— Begin —

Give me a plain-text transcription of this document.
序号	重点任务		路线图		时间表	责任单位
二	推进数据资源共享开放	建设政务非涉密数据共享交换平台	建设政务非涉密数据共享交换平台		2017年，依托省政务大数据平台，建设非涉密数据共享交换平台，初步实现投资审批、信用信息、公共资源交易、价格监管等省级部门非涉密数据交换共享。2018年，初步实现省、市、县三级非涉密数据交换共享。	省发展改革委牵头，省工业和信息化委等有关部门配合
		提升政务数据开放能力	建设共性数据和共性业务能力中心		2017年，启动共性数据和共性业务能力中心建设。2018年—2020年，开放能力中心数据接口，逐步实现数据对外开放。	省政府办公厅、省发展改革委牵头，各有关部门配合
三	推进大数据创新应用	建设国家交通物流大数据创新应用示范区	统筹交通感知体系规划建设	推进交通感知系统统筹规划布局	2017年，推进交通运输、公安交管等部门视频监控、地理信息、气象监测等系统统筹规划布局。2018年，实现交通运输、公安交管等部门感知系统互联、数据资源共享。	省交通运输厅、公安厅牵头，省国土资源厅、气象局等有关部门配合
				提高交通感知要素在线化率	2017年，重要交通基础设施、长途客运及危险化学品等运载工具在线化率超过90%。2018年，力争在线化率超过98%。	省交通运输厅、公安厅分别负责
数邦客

— End —

#### BRIEF
Write out the whole listing again. Match it word for word.

#### SOLUTION FOR THIS TASK
Give me a plain-text transcription of this document.
序号	重点任务		路线图		时间表	责任单位
二	推进数据资源共享开放	建设政务非涉密数据共享交换平台	建设政务非涉密数据共享交换平台		2017年，依托省政务大数据平台，建设非涉密数据共享交换平台，初步实现投资审批、信用信息、公共资源交易、价格监管等省级部门非涉密数据交换共享。2018年，初步实现省、市、县三级非涉密数据交换共享。	省发展改革委牵头，省工业和信息化委等有关部门配合
		提升政务数据开放能力	建设共性数据和共性业务能力中心		2017年，启动共性数据和共性业务能力中心建设。2018年—2020年，开放能力中心数据接口，逐步实现数据对外开放。	省政府办公厅、省发展改革委牵头，各有关部门配合
三	推进大数据创新应用	建设国家交通物流大数据创新应用示范区	统筹交通感知体系规划建设	推进交通感知系统统筹规划布局	2017年，推进交通运输、公安交管等部门视频监控、地理信息、气象监测等系统统筹规划布局。2018年，实现交通运输、公安交管等部门感知系统互联、数据资源共享。	省交通运输厅、公安厅牵头，省国土资源厅、气象局等有关部门配合
				提高交通感知要素在线化率	2017年，重要交通基础设施、长途客运及危险化学品等运载工具在线化率超过90%。2018年，力争在线化率超过98%。	省交通运输厅、公安厅分别负责
数邦客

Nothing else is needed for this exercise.